Return all the entries exactly, keeping pictures out.

Material shown —

* * * * * * * * *

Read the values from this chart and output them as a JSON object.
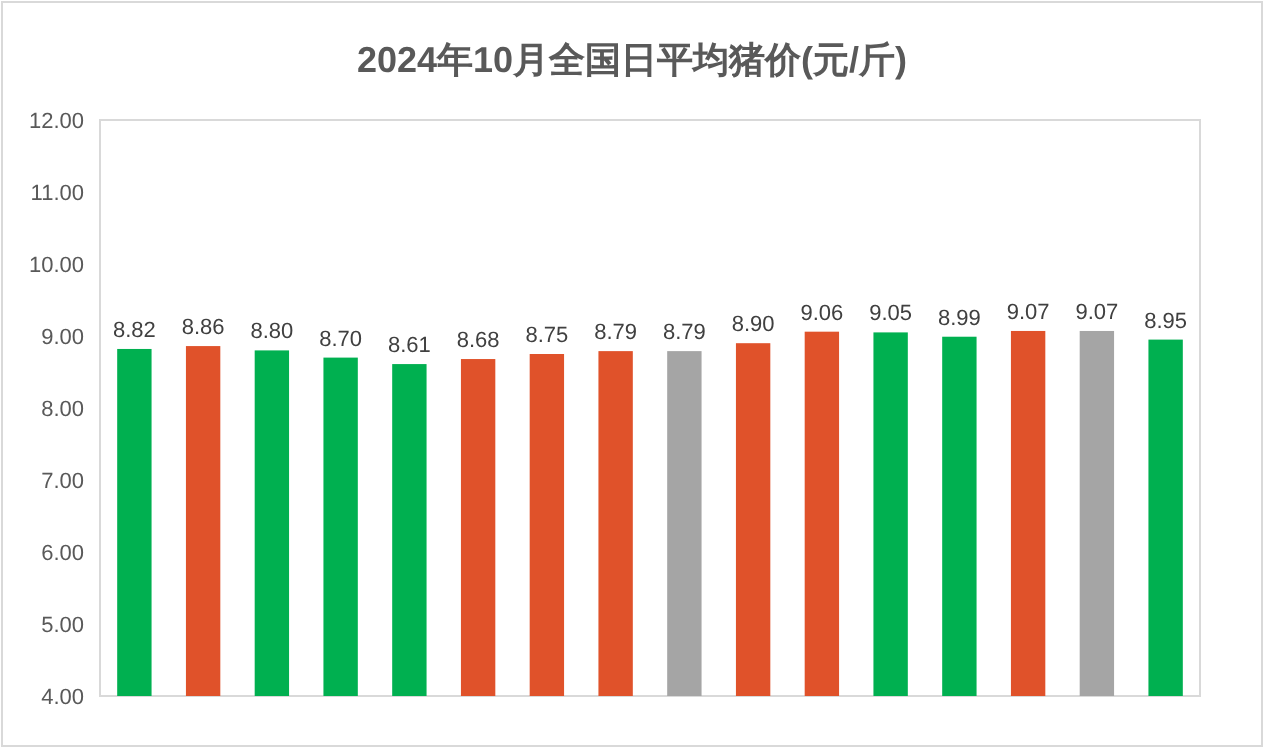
{
  "chart_data": {
    "type": "bar",
    "title": "2024年10月全国日平均猪价(元/斤)",
    "categories": [
      null,
      null,
      null,
      null,
      null,
      null,
      null,
      null,
      null,
      null,
      null,
      null,
      null,
      null,
      null,
      null
    ],
    "values": [
      8.82,
      8.86,
      8.8,
      8.7,
      8.61,
      8.68,
      8.75,
      8.79,
      8.79,
      8.9,
      9.06,
      9.05,
      8.99,
      9.07,
      9.07,
      8.95
    ],
    "colors": [
      "#00b050",
      "#e0522a",
      "#00b050",
      "#00b050",
      "#00b050",
      "#e0522a",
      "#e0522a",
      "#e0522a",
      "#a5a5a5",
      "#e0522a",
      "#e0522a",
      "#00b050",
      "#00b050",
      "#e0522a",
      "#a5a5a5",
      "#00b050"
    ],
    "value_labels": [
      "8.82",
      "8.86",
      "8.80",
      "8.70",
      "8.61",
      "8.68",
      "8.75",
      "8.79",
      "8.79",
      "8.90",
      "9.06",
      "9.05",
      "8.99",
      "9.07",
      "9.07",
      "8.95"
    ],
    "ylim": [
      4,
      12
    ],
    "yticks": [
      {
        "value": 4,
        "label": "4.00"
      },
      {
        "value": 5,
        "label": "5.00"
      },
      {
        "value": 6,
        "label": "6.00"
      },
      {
        "value": 7,
        "label": "7.00"
      },
      {
        "value": 8,
        "label": "8.00"
      },
      {
        "value": 9,
        "label": "9.00"
      },
      {
        "value": 10,
        "label": "10.00"
      },
      {
        "value": 11,
        "label": "11.00"
      },
      {
        "value": 12,
        "label": "12.00"
      }
    ]
  }
}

* * * * * * * * *

Response to the exercise —
Read the values from this chart and output them as a JSON object.
{
  "chart_data": {
    "type": "bar",
    "title": "2024年10月全国日平均猪价(元/斤)",
    "categories": [
      null,
      null,
      null,
      null,
      null,
      null,
      null,
      null,
      null,
      null,
      null,
      null,
      null,
      null,
      null,
      null
    ],
    "values": [
      8.82,
      8.86,
      8.8,
      8.7,
      8.61,
      8.68,
      8.75,
      8.79,
      8.79,
      8.9,
      9.06,
      9.05,
      8.99,
      9.07,
      9.07,
      8.95
    ],
    "colors": [
      "#00b050",
      "#e0522a",
      "#00b050",
      "#00b050",
      "#00b050",
      "#e0522a",
      "#e0522a",
      "#e0522a",
      "#a5a5a5",
      "#e0522a",
      "#e0522a",
      "#00b050",
      "#00b050",
      "#e0522a",
      "#a5a5a5",
      "#00b050"
    ],
    "value_labels": [
      "8.82",
      "8.86",
      "8.80",
      "8.70",
      "8.61",
      "8.68",
      "8.75",
      "8.79",
      "8.79",
      "8.90",
      "9.06",
      "9.05",
      "8.99",
      "9.07",
      "9.07",
      "8.95"
    ],
    "ylim": [
      4,
      12
    ],
    "yticks": [
      {
        "value": 4,
        "label": "4.00"
      },
      {
        "value": 5,
        "label": "5.00"
      },
      {
        "value": 6,
        "label": "6.00"
      },
      {
        "value": 7,
        "label": "7.00"
      },
      {
        "value": 8,
        "label": "8.00"
      },
      {
        "value": 9,
        "label": "9.00"
      },
      {
        "value": 10,
        "label": "10.00"
      },
      {
        "value": 11,
        "label": "11.00"
      },
      {
        "value": 12,
        "label": "12.00"
      }
    ]
  }
}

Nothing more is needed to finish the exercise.